What you will do – Output the full listing word for word.

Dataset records

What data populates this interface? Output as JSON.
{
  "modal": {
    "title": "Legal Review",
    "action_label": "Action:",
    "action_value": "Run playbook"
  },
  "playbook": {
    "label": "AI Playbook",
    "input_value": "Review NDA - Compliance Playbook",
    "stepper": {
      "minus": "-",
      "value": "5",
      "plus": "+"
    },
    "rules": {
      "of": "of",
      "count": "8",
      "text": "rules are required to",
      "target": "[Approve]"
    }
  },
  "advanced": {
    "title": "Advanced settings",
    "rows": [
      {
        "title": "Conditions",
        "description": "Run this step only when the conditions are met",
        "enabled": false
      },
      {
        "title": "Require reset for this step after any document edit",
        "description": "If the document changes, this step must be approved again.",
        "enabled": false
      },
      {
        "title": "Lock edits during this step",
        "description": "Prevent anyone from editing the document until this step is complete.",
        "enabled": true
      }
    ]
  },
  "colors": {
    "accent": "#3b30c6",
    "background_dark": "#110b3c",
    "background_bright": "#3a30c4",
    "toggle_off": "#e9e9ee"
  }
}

Exercise result –
What data populates this interface? Output as JSON.
{
  "modal": {
    "title": "Legal Review",
    "action_label": "Action:",
    "action_value": "Run playbook"
  },
  "playbook": {
    "label": "AI Playbook",
    "input_value": "Review NDA - Compliance Playbook",
    "stepper": {
      "minus": "-",
      "value": "5",
      "plus": "+"
    },
    "rules": {
      "of": "of",
      "count": "8",
      "text": "rules are required to",
      "target": "[Approve]"
    }
  },
  "advanced": {
    "title": "Advanced settings",
    "rows": [
      {
        "title": "Conditions",
        "description": "Run this step only when the conditions are met",
        "enabled": false
      },
      {
        "title": "Require reset for this step after any document edit",
        "description": "If the document changes, this step must be approved again.",
        "enabled": false
      },
      {
        "title": "Lock edits during this step",
        "description": "Prevent anyone from editing the document until this step is complete.",
        "enabled": true
      }
    ]
  },
  "colors": {
    "accent": "#3b30c6",
    "background_dark": "#110b3c",
    "background_bright": "#3a30c4",
    "toggle_off": "#e9e9ee"
  }
}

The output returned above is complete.